___ Data extract

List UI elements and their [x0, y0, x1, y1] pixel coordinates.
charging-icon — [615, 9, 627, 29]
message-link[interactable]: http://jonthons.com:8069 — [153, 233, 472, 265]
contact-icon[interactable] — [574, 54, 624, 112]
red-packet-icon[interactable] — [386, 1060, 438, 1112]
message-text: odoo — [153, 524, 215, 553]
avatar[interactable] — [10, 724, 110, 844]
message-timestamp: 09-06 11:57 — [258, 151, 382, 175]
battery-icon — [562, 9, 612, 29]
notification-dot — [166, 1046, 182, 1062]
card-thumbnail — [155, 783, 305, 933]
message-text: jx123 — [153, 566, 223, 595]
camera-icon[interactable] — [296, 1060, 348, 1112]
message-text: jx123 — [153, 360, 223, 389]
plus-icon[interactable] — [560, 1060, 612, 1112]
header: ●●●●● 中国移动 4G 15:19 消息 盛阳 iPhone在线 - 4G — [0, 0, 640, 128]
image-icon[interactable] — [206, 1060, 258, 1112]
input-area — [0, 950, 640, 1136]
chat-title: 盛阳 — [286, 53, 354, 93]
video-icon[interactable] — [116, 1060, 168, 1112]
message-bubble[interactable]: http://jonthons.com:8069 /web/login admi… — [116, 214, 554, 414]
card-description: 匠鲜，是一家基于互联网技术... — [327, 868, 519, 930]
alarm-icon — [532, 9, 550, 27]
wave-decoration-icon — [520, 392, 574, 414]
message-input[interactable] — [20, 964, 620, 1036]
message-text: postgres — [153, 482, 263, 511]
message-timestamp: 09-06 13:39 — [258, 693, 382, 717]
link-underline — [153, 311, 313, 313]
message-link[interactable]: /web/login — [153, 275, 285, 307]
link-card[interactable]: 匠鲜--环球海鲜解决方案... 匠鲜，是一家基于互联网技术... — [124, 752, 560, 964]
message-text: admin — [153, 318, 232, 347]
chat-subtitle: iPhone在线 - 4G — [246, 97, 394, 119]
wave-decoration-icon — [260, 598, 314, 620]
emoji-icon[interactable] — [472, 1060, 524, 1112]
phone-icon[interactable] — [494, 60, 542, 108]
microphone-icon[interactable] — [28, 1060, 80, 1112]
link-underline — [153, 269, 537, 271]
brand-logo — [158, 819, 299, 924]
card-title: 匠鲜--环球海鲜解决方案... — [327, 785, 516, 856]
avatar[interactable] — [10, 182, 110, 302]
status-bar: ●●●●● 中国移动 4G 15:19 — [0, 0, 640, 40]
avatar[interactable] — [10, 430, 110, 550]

______

# Aim
Can you print every line of the items above again, character for character, in the same order?

# Correct response
List UI elements and their [x0, y0, x1, y1] pixel coordinates.
charging-icon — [615, 9, 627, 29]
message-link[interactable]: http://jonthons.com:8069 — [153, 233, 472, 265]
contact-icon[interactable] — [574, 54, 624, 112]
red-packet-icon[interactable] — [386, 1060, 438, 1112]
message-text: odoo — [153, 524, 215, 553]
avatar[interactable] — [10, 724, 110, 844]
message-timestamp: 09-06 11:57 — [258, 151, 382, 175]
battery-icon — [562, 9, 612, 29]
notification-dot — [166, 1046, 182, 1062]
card-thumbnail — [155, 783, 305, 933]
message-text: jx123 — [153, 566, 223, 595]
camera-icon[interactable] — [296, 1060, 348, 1112]
message-text: jx123 — [153, 360, 223, 389]
plus-icon[interactable] — [560, 1060, 612, 1112]
header: ●●●●● 中国移动 4G 15:19 消息 盛阳 iPhone在线 - 4G — [0, 0, 640, 128]
image-icon[interactable] — [206, 1060, 258, 1112]
input-area — [0, 950, 640, 1136]
chat-title: 盛阳 — [286, 53, 354, 93]
video-icon[interactable] — [116, 1060, 168, 1112]
message-bubble[interactable]: http://jonthons.com:8069 /web/login admi… — [116, 214, 554, 414]
card-description: 匠鲜，是一家基于互联网技术... — [327, 868, 519, 930]
alarm-icon — [532, 9, 550, 27]
wave-decoration-icon — [520, 392, 574, 414]
message-input[interactable] — [20, 964, 620, 1036]
message-text: postgres — [153, 482, 263, 511]
message-timestamp: 09-06 13:39 — [258, 693, 382, 717]
link-underline — [153, 311, 313, 313]
message-link[interactable]: /web/login — [153, 275, 285, 307]
link-card[interactable]: 匠鲜--环球海鲜解决方案... 匠鲜，是一家基于互联网技术... — [124, 752, 560, 964]
message-text: admin — [153, 318, 232, 347]
chat-subtitle: iPhone在线 - 4G — [246, 97, 394, 119]
wave-decoration-icon — [260, 598, 314, 620]
emoji-icon[interactable] — [472, 1060, 524, 1112]
phone-icon[interactable] — [494, 60, 542, 108]
microphone-icon[interactable] — [28, 1060, 80, 1112]
link-underline — [153, 269, 537, 271]
brand-logo — [158, 819, 299, 924]
card-title: 匠鲜--环球海鲜解决方案... — [327, 785, 516, 856]
avatar[interactable] — [10, 182, 110, 302]
status-bar: ●●●●● 中国移动 4G 15:19 — [0, 0, 640, 40]
avatar[interactable] — [10, 430, 110, 550]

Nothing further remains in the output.